◆ WHAT IS REQUIRED:
Transcribe each line of the material as it is, and drop any picture.

(Dataset records)

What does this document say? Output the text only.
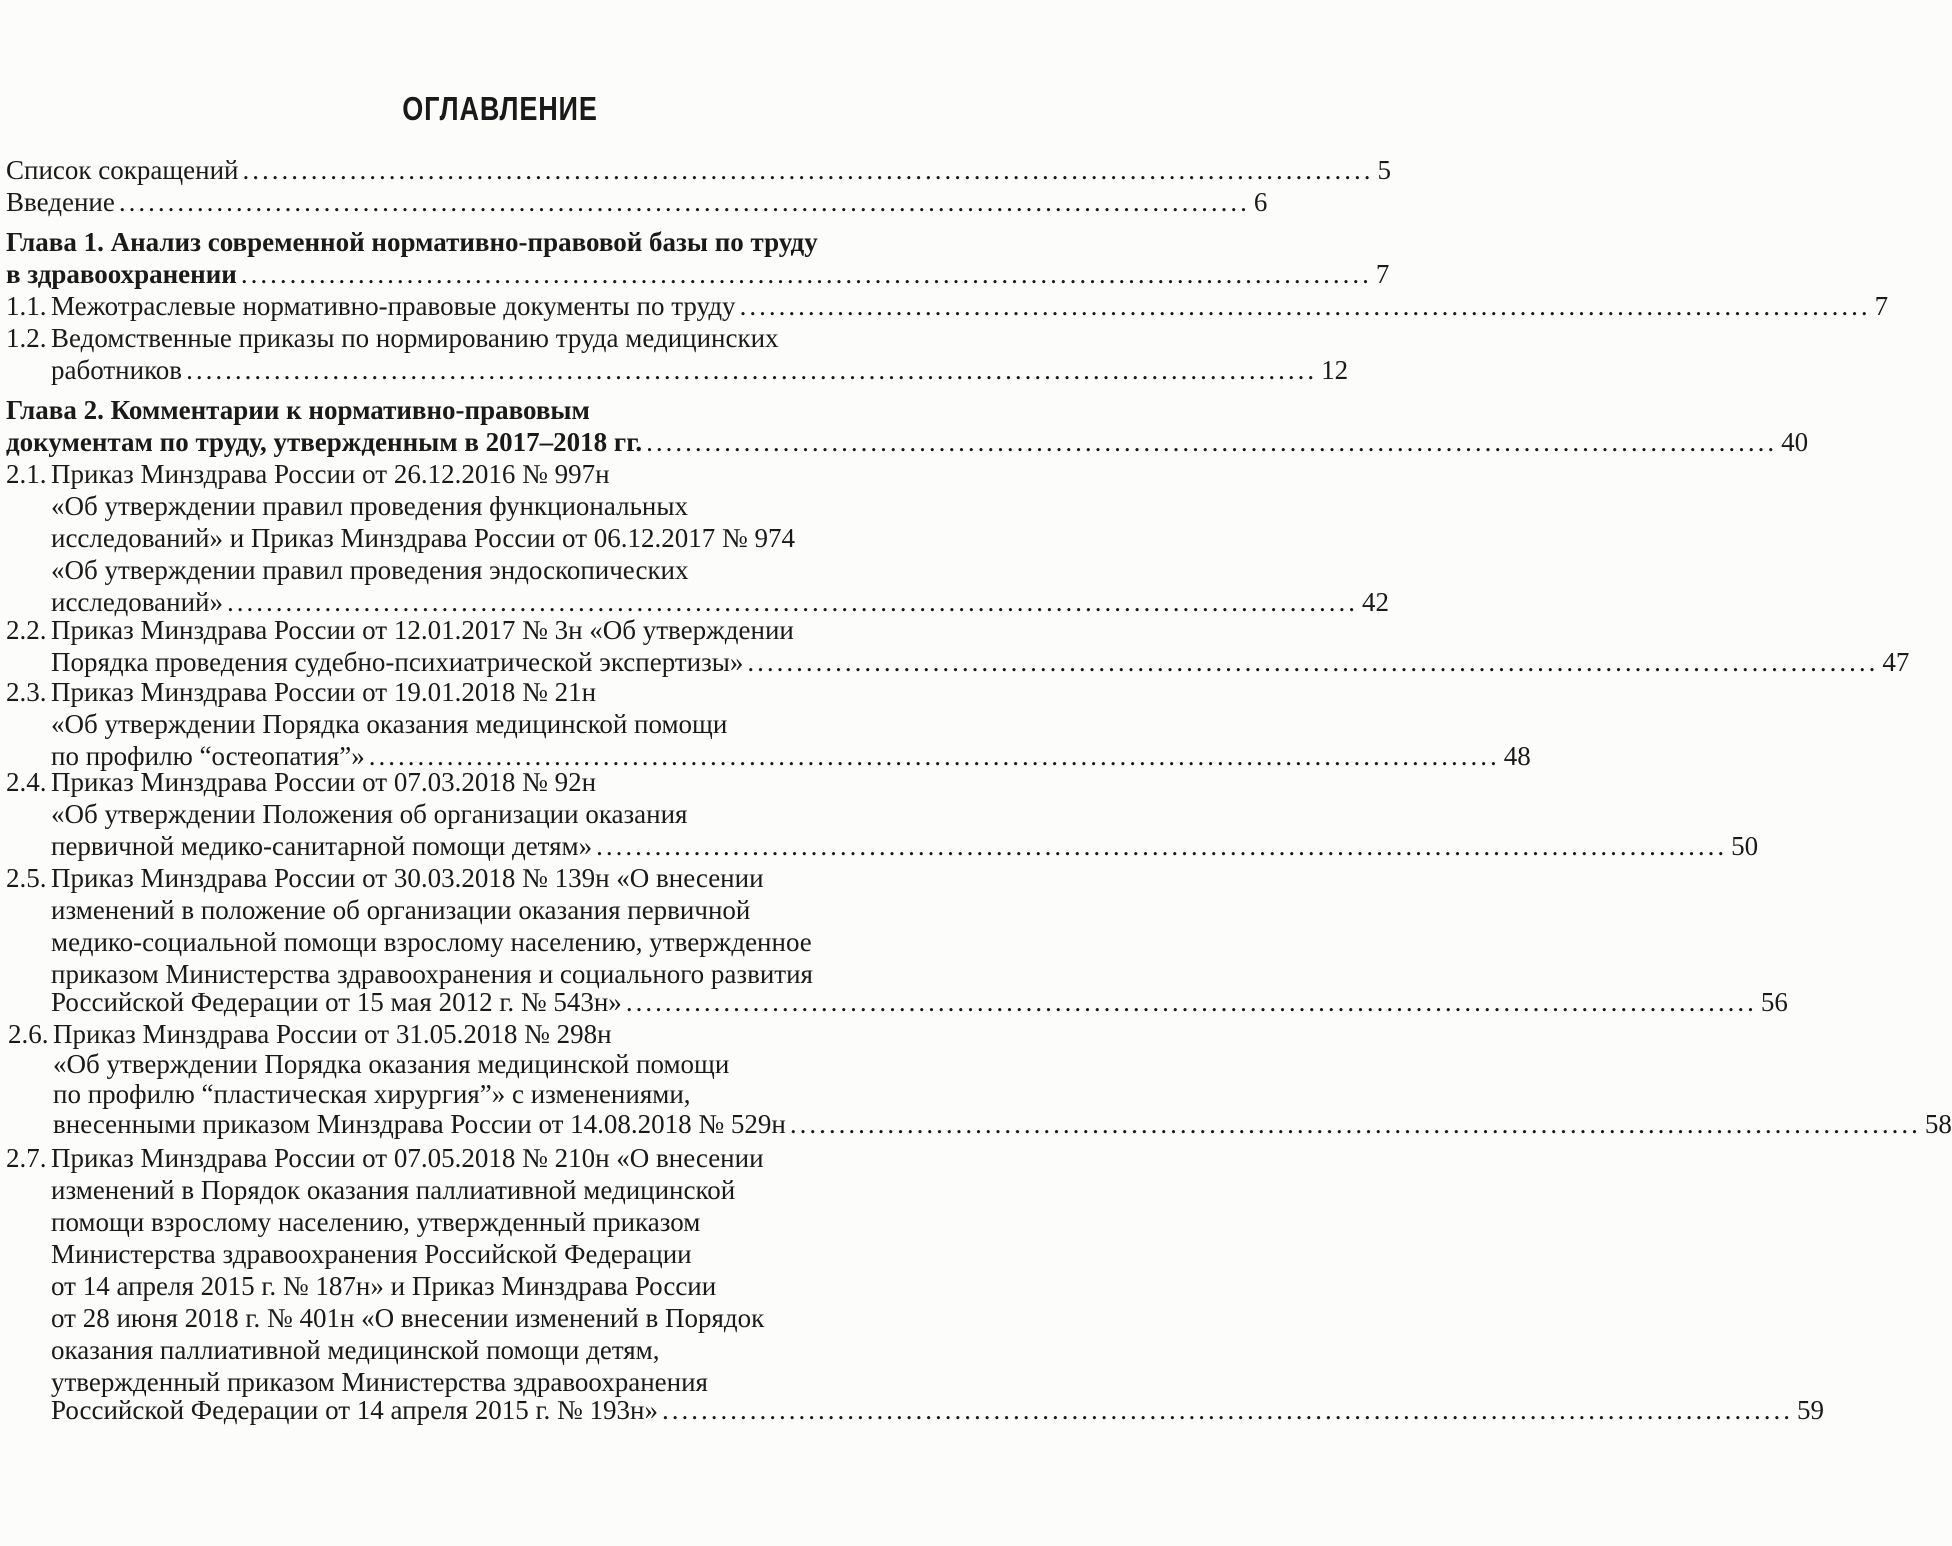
ОГЛАВЛЕНИЕ
Список сокращений .................................................................................................................... 5
Введение .................................................................................................................... 6
Глава 1. Анализ современной нормативно-правовой базы по труду
в здравоохранении .................................................................................................................... 7
1.1. Межотраслевые нормативно-правовые документы по труду .................................................................................................................... 7
1.2. Ведомственные приказы по нормированию труда медицинских
работников .................................................................................................................... 12
Глава 2. Комментарии к нормативно-правовым
документам по труду, утвержденным в 2017–2018 гг. .................................................................................................................... 40
2.1. Приказ Минздрава России от 26.12.2016 № 997н
«Об утверждении правил проведения функциональных
исследований» и Приказ Минздрава России от 06.12.2017 № 974
«Об утверждении правил проведения эндоскопических
исследований» .................................................................................................................... 42
2.2. Приказ Минздрава России от 12.01.2017 № 3н «Об утверждении
Порядка проведения судебно-психиатрической экспертизы» .................................................................................................................... 47
2.3. Приказ Минздрава России от 19.01.2018 № 21н
«Об утверждении Порядка оказания медицинской помощи
по профилю “остеопатия”» .................................................................................................................... 48
2.4. Приказ Минздрава России от 07.03.2018 № 92н
«Об утверждении Положения об организации оказания
первичной медико-санитарной помощи детям» .................................................................................................................... 50
2.5. Приказ Минздрава России от 30.03.2018 № 139н «О внесении
изменений в положение об организации оказания первичной
медико-социальной помощи взрослому населению, утвержденное
приказом Министерства здравоохранения и социального развития
Российской Федерации от 15 мая 2012 г. № 543н» .................................................................................................................... 56
2.6. Приказ Минздрава России от 31.05.2018 № 298н
«Об утверждении Порядка оказания медицинской помощи
по профилю “пластическая хирургия”» с изменениями,
внесенными приказом Минздрава России от 14.08.2018 № 529н .................................................................................................................... 58
2.7. Приказ Минздрава России от 07.05.2018 № 210н «О внесении
изменений в Порядок оказания паллиативной медицинской
помощи взрослому населению, утвержденный приказом
Министерства здравоохранения Российской Федерации
от 14 апреля 2015 г. № 187н» и Приказ Минздрава России
от 28 июня 2018 г. № 401н «О внесении изменений в Порядок
оказания паллиативной медицинской помощи детям,
утвержденный приказом Министерства здравоохранения
Российской Федерации от 14 апреля 2015 г. № 193н» .................................................................................................................... 59
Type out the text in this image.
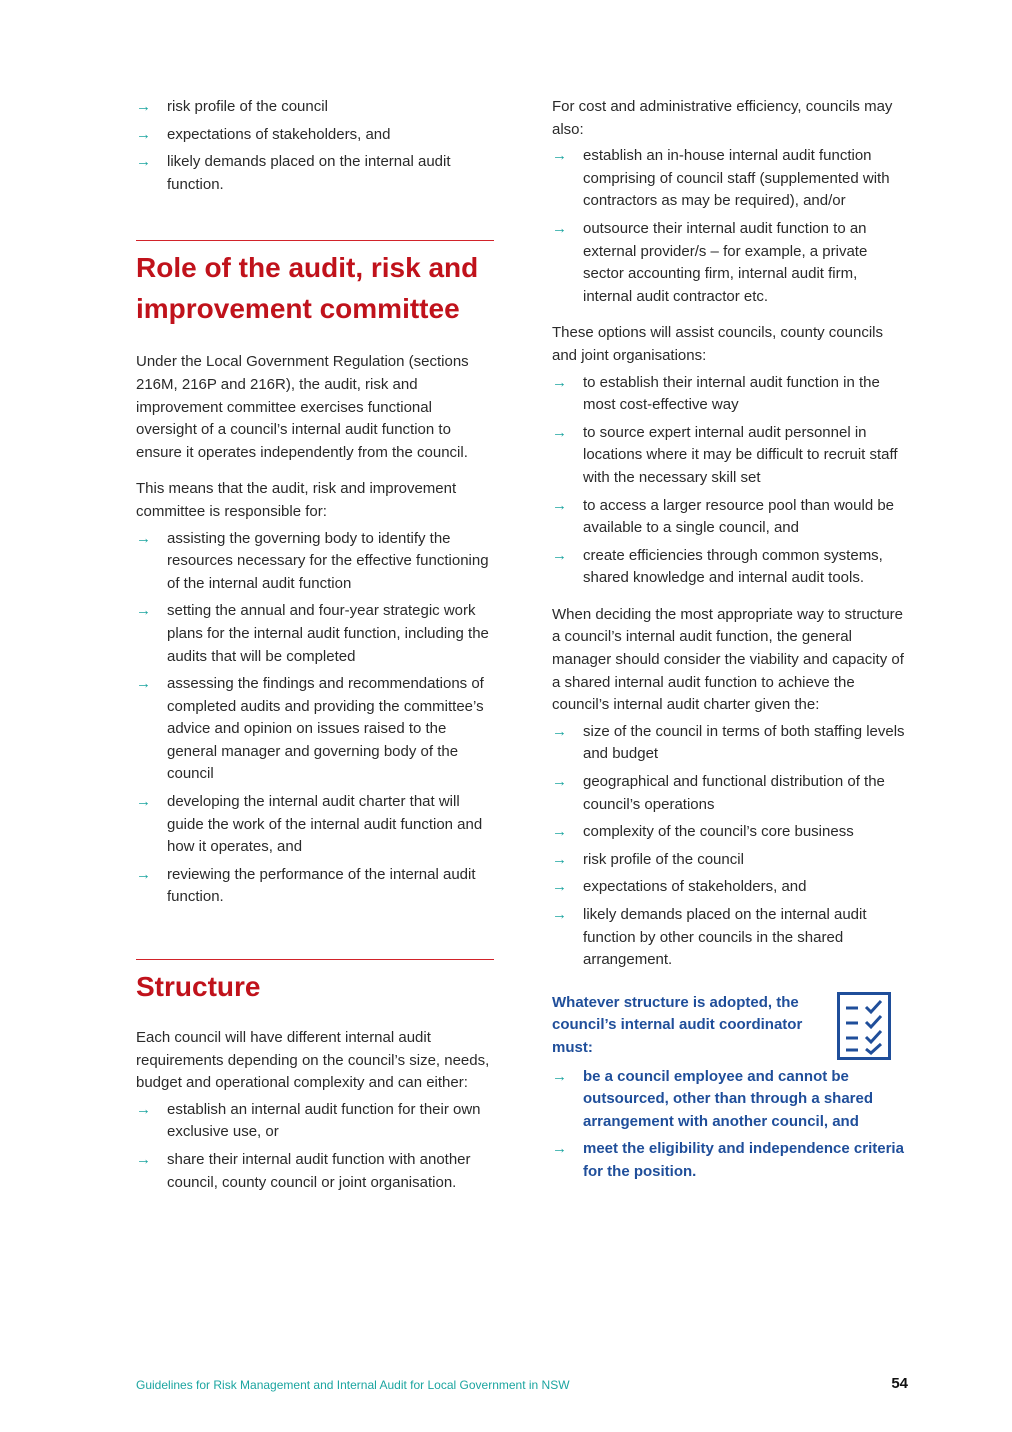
→ risk profile of the council
→ expectations of stakeholders, and
→ likely demands placed on the internal audit function.
Role of the audit, risk and improvement committee

Under the Local Government Regulation (sections 216M, 216P and 216R), the audit, risk and improvement committee exercises functional oversight of a council’s internal audit function to ensure it operates independently from the council.

This means that the audit, risk and improvement committee is responsible for:

→ assisting the governing body to identify the resources necessary for the effective functioning of the internal audit function
→ setting the annual and four-year strategic work plans for the internal audit function, including the audits that will be completed
→ assessing the findings and recommendations of completed audits and providing the committee’s advice and opinion on issues raised to the general manager and governing body of the council
→ developing the internal audit charter that will guide the work of the internal audit function and how it operates, and
→ reviewing the performance of the internal audit function.
Structure

Each council will have different internal audit requirements depending on the council’s size, needs, budget and operational complexity and can either:

→ establish an internal audit function for their own exclusive use, or
→ share their internal audit function with another council, county council or joint organisation.

For cost and administrative efficiency, councils may also:

→ establish an in-house internal audit function comprising of council staff (supplemented with contractors as may be required), and/or
→ outsource their internal audit function to an external provider/s – for example, a private sector accounting firm, internal audit firm, internal audit contractor etc.

These options will assist councils, county councils and joint organisations:

→ to establish their internal audit function in the most cost-effective way
→ to source expert internal audit personnel in locations where it may be difficult to recruit staff with the necessary skill set
→ to access a larger resource pool than would be available to a single council, and
→ create efficiencies through common systems, shared knowledge and internal audit tools.

When deciding the most appropriate way to structure a council’s internal audit function, the general manager should consider the viability and capacity of a shared internal audit function to achieve the council’s internal audit charter given the:

→ size of the council in terms of both staffing levels and budget
→ geographical and functional distribution of the council’s operations
→ complexity of the council’s core business
→ risk profile of the council
→ expectations of stakeholders, and
→ likely demands placed on the internal audit function by other councils in the shared arrangement.

Whatever structure is adopted, the council’s internal audit coordinator must:

→ be a council employee and cannot be outsourced, other than through a shared arrangement with another council, and
→ meet the eligibility and independence criteria for the position.
Guidelines for Risk Management and Internal Audit for Local Government in NSW	54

◆ ANSWER TO THE EXERCISE:
What does this document say? Output the text only.
ОГЛАВЛЕНИЕ
Список сокращений .................................................................................................................... 5
Введение .................................................................................................................... 6
Глава 1. Анализ современной нормативно-правовой базы по труду
в здравоохранении .................................................................................................................... 7
1.1. Межотраслевые нормативно-правовые документы по труду .................................................................................................................... 7
1.2. Ведомственные приказы по нормированию труда медицинских
работников .................................................................................................................... 12
Глава 2. Комментарии к нормативно-правовым
документам по труду, утвержденным в 2017–2018 гг. .................................................................................................................... 40
2.1. Приказ Минздрава России от 26.12.2016 № 997н
«Об утверждении правил проведения функциональных
исследований» и Приказ Минздрава России от 06.12.2017 № 974
«Об утверждении правил проведения эндоскопических
исследований» .................................................................................................................... 42
2.2. Приказ Минздрава России от 12.01.2017 № 3н «Об утверждении
Порядка проведения судебно-психиатрической экспертизы» .................................................................................................................... 47
2.3. Приказ Минздрава России от 19.01.2018 № 21н
«Об утверждении Порядка оказания медицинской помощи
по профилю “остеопатия”» .................................................................................................................... 48
2.4. Приказ Минздрава России от 07.03.2018 № 92н
«Об утверждении Положения об организации оказания
первичной медико-санитарной помощи детям» .................................................................................................................... 50
2.5. Приказ Минздрава России от 30.03.2018 № 139н «О внесении
изменений в положение об организации оказания первичной
медико-социальной помощи взрослому населению, утвержденное
приказом Министерства здравоохранения и социального развития
Российской Федерации от 15 мая 2012 г. № 543н» .................................................................................................................... 56
2.6. Приказ Минздрава России от 31.05.2018 № 298н
«Об утверждении Порядка оказания медицинской помощи
по профилю “пластическая хирургия”» с изменениями,
внесенными приказом Минздрава России от 14.08.2018 № 529н .................................................................................................................... 58
2.7. Приказ Минздрава России от 07.05.2018 № 210н «О внесении
изменений в Порядок оказания паллиативной медицинской
помощи взрослому населению, утвержденный приказом
Министерства здравоохранения Российской Федерации
от 14 апреля 2015 г. № 187н» и Приказ Минздрава России
от 28 июня 2018 г. № 401н «О внесении изменений в Порядок
оказания паллиативной медицинской помощи детям,
утвержденный приказом Министерства здравоохранения
Российской Федерации от 14 апреля 2015 г. № 193н» .................................................................................................................... 59
Type out the text in this image.
→ risk profile of the council
→ expectations of stakeholders, and
→ likely demands placed on the internal audit function.
Role of the audit, risk and improvement committee

Under the Local Government Regulation (sections 216M, 216P and 216R), the audit, risk and improvement committee exercises functional oversight of a council’s internal audit function to ensure it operates independently from the council.

This means that the audit, risk and improvement committee is responsible for:

→ assisting the governing body to identify the resources necessary for the effective functioning of the internal audit function
→ setting the annual and four-year strategic work plans for the internal audit function, including the audits that will be completed
→ assessing the findings and recommendations of completed audits and providing the committee’s advice and opinion on issues raised to the general manager and governing body of the council
→ developing the internal audit charter that will guide the work of the internal audit function and how it operates, and
→ reviewing the performance of the internal audit function.
Structure

Each council will have different internal audit requirements depending on the council’s size, needs, budget and operational complexity and can either:

→ establish an internal audit function for their own exclusive use, or
→ share their internal audit function with another council, county council or joint organisation.

For cost and administrative efficiency, councils may also:

→ establish an in-house internal audit function comprising of council staff (supplemented with contractors as may be required), and/or
→ outsource their internal audit function to an external provider/s – for example, a private sector accounting firm, internal audit firm, internal audit contractor etc.

These options will assist councils, county councils and joint organisations:

→ to establish their internal audit function in the most cost-effective way
→ to source expert internal audit personnel in locations where it may be difficult to recruit staff with the necessary skill set
→ to access a larger resource pool than would be available to a single council, and
→ create efficiencies through common systems, shared knowledge and internal audit tools.

When deciding the most appropriate way to structure a council’s internal audit function, the general manager should consider the viability and capacity of a shared internal audit function to achieve the council’s internal audit charter given the:

→ size of the council in terms of both staffing levels and budget
→ geographical and functional distribution of the council’s operations
→ complexity of the council’s core business
→ risk profile of the council
→ expectations of stakeholders, and
→ likely demands placed on the internal audit function by other councils in the shared arrangement.

Whatever structure is adopted, the council’s internal audit coordinator must:

→ be a council employee and cannot be outsourced, other than through a shared arrangement with another council, and
→ meet the eligibility and independence criteria for the position.
Guidelines for Risk Management and Internal Audit for Local Government in NSW	54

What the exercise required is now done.